** Work instructions **
Extract each line where the string "account" shows up.

========================

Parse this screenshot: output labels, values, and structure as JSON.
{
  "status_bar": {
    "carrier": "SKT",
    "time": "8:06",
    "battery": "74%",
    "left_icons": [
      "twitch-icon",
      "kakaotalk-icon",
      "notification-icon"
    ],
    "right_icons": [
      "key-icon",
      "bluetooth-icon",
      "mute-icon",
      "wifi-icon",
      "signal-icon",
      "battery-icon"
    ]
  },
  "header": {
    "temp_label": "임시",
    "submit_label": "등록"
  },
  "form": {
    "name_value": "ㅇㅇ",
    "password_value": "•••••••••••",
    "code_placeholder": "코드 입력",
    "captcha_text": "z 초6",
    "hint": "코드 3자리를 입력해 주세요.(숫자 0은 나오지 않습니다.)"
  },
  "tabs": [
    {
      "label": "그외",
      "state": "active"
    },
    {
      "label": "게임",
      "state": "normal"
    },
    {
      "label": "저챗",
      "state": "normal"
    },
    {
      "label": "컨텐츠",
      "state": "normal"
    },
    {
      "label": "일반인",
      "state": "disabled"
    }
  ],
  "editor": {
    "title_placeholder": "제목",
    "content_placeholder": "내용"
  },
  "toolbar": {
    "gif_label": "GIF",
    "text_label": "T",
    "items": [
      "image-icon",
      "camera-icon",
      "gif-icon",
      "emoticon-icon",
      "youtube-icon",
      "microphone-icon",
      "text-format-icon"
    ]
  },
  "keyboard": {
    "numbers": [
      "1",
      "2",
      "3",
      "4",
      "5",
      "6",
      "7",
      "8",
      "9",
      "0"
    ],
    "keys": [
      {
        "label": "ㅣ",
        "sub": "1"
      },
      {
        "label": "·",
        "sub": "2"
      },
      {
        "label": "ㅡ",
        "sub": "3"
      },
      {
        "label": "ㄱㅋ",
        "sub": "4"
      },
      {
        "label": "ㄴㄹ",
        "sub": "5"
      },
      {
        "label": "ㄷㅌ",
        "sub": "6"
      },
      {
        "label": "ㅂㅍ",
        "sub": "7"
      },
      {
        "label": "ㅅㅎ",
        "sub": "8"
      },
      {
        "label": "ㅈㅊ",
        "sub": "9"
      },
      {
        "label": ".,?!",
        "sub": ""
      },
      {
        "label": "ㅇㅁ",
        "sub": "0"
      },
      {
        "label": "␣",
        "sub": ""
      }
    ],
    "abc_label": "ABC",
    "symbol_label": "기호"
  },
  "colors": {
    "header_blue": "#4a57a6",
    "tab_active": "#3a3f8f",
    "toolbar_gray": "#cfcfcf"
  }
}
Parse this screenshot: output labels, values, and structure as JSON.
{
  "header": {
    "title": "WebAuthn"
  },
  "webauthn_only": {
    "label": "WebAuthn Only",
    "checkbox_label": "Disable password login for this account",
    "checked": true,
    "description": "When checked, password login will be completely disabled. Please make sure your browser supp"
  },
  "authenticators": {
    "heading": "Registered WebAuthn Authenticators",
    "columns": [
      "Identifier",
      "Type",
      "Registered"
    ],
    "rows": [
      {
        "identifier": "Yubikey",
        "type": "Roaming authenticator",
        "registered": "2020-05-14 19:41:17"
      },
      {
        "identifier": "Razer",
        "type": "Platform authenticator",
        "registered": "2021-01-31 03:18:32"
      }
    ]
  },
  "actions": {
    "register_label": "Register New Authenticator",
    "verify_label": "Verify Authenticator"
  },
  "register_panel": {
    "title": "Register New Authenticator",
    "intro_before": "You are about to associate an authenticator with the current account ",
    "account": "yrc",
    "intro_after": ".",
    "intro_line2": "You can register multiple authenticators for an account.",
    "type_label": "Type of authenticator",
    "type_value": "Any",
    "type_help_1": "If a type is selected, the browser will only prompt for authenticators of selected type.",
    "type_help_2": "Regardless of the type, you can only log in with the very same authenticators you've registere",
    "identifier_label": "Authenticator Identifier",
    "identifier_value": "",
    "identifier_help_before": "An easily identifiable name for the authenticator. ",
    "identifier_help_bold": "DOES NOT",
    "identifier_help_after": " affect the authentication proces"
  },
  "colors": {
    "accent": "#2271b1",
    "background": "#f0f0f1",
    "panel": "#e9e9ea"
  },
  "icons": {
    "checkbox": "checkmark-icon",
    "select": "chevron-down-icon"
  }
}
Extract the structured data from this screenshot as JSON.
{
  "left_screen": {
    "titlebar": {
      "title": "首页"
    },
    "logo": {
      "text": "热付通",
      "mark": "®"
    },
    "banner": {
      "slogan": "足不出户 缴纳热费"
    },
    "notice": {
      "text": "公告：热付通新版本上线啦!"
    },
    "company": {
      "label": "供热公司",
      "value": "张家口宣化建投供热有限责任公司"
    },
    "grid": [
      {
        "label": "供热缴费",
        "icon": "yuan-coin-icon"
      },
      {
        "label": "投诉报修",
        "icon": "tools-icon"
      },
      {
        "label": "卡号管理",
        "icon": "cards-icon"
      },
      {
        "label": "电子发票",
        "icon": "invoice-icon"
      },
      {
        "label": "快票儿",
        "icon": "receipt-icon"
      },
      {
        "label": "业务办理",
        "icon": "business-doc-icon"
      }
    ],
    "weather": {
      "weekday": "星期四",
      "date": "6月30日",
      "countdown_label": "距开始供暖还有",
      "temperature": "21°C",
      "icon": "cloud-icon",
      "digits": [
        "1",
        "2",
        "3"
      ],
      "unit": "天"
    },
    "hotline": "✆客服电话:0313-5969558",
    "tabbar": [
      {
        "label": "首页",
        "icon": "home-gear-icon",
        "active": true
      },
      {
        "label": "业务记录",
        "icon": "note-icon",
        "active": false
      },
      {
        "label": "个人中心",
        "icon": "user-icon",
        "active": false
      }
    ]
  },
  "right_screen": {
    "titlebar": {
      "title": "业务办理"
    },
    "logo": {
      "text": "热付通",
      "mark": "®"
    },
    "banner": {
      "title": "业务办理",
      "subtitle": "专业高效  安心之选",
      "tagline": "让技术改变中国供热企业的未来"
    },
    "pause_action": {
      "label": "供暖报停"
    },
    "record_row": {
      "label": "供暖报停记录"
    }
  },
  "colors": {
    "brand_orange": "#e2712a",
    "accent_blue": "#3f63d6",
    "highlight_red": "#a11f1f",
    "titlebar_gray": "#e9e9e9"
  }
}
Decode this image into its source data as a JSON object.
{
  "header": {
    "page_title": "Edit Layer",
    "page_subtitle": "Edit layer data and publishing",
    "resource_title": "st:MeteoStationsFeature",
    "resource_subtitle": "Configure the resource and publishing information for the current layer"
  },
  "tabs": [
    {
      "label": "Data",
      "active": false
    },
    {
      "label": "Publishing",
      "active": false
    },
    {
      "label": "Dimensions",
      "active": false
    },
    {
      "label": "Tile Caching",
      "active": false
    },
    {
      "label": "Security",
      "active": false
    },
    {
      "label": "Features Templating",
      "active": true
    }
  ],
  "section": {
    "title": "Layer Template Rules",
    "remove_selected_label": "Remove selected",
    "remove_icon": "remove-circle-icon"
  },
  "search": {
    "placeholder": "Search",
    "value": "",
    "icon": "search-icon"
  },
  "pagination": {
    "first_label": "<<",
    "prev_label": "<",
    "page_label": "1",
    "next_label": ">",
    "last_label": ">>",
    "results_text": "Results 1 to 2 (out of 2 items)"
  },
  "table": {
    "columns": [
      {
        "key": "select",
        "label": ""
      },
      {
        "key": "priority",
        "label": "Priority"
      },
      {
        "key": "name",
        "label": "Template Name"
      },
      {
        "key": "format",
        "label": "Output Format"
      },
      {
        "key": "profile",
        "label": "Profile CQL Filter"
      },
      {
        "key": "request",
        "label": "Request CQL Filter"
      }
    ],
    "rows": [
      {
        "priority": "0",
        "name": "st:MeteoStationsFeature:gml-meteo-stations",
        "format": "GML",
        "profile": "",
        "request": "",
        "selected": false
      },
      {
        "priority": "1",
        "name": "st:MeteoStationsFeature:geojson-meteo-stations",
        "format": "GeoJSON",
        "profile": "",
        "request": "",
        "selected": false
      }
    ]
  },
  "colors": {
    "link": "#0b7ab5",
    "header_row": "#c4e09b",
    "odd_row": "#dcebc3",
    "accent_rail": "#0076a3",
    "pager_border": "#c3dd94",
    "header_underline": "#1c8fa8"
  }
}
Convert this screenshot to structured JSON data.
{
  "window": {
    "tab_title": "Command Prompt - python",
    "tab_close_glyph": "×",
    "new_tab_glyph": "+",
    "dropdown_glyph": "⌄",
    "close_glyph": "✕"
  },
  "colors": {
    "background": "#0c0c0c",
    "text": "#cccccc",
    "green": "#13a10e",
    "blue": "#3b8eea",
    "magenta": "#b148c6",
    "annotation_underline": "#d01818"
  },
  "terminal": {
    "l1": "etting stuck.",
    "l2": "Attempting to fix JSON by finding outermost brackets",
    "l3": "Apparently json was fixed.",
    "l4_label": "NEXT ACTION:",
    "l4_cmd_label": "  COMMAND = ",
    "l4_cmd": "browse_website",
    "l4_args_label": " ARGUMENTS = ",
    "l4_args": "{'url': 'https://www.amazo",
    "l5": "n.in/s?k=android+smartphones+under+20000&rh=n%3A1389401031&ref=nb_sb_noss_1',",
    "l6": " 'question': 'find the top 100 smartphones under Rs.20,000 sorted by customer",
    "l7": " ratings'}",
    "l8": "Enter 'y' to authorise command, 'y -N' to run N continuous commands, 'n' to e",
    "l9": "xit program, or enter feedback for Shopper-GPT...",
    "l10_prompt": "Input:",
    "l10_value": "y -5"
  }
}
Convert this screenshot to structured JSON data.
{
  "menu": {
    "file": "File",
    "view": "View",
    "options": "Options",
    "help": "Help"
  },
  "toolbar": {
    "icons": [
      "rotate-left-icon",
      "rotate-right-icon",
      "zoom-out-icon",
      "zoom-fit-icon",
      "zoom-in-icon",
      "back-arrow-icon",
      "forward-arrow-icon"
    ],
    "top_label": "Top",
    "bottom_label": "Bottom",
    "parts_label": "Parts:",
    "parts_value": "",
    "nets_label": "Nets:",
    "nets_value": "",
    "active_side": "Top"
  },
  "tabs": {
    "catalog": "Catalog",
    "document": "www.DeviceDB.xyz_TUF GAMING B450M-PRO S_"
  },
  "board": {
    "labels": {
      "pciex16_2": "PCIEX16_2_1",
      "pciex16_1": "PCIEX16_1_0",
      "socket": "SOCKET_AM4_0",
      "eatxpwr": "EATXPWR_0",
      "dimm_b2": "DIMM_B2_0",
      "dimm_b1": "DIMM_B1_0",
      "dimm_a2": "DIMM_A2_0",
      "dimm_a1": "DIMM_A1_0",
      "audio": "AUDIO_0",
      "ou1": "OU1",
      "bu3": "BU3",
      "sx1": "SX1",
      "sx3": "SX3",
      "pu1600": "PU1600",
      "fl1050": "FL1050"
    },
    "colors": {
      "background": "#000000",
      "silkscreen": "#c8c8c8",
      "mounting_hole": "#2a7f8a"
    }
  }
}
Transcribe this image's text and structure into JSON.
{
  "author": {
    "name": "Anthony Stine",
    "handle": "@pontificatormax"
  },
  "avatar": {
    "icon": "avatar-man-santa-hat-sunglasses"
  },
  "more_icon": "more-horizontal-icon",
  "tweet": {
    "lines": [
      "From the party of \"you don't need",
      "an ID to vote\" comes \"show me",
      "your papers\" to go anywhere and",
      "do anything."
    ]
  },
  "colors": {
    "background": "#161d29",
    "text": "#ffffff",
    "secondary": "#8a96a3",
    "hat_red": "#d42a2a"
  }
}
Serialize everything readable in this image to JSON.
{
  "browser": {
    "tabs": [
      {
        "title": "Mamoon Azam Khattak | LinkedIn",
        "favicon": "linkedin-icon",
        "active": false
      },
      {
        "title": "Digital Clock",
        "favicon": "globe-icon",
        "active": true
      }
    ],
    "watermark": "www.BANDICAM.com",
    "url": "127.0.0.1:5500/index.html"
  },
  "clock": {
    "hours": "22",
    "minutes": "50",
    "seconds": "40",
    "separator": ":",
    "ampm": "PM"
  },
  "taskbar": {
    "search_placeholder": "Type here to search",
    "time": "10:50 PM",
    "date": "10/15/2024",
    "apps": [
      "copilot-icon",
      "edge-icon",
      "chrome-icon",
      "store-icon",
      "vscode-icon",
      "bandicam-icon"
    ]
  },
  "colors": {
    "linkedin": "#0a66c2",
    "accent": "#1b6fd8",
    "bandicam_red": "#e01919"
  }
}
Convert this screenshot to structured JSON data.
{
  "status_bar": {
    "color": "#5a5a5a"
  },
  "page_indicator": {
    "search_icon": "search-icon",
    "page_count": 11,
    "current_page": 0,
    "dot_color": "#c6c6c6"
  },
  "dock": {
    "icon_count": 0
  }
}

========================

** Task result **
    "checkbox_label": "Disable password login for this account",
    "intro_before": "You are about to associate an authenticator with the current account ",
    "account": "yrc",
    "intro_line2": "You can register multiple authenticators for an account.",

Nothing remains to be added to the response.